→ Aim:
Copy out the entries below in full and exactly.

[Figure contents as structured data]
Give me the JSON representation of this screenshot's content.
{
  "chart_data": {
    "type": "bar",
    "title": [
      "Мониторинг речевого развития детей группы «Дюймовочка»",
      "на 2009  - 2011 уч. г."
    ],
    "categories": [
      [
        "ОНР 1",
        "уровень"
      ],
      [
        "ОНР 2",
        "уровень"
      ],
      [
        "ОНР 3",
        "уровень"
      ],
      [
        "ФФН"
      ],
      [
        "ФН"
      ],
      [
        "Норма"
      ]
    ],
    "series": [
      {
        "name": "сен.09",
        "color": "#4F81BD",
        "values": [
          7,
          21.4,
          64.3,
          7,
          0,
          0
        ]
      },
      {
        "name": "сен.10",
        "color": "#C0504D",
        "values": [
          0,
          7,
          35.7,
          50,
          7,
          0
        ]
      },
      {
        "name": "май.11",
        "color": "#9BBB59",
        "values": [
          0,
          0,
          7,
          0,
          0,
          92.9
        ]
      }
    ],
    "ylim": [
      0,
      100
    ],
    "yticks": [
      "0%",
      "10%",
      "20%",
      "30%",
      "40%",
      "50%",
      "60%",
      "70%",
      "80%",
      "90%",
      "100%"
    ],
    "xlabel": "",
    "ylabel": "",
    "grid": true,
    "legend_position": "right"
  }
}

→ Response to this task:
Give me the JSON representation of this screenshot's content.
{
  "chart_data": {
    "type": "bar",
    "title": [
      "Мониторинг речевого развития детей группы «Дюймовочка»",
      "на 2009  - 2011 уч. г."
    ],
    "categories": [
      [
        "ОНР 1",
        "уровень"
      ],
      [
        "ОНР 2",
        "уровень"
      ],
      [
        "ОНР 3",
        "уровень"
      ],
      [
        "ФФН"
      ],
      [
        "ФН"
      ],
      [
        "Норма"
      ]
    ],
    "series": [
      {
        "name": "сен.09",
        "color": "#4F81BD",
        "values": [
          7,
          21.4,
          64.3,
          7,
          0,
          0
        ]
      },
      {
        "name": "сен.10",
        "color": "#C0504D",
        "values": [
          0,
          7,
          35.7,
          50,
          7,
          0
        ]
      },
      {
        "name": "май.11",
        "color": "#9BBB59",
        "values": [
          0,
          0,
          7,
          0,
          0,
          92.9
        ]
      }
    ],
    "ylim": [
      0,
      100
    ],
    "yticks": [
      "0%",
      "10%",
      "20%",
      "30%",
      "40%",
      "50%",
      "60%",
      "70%",
      "80%",
      "90%",
      "100%"
    ],
    "xlabel": "",
    "ylabel": "",
    "grid": true,
    "legend_position": "right"
  }
}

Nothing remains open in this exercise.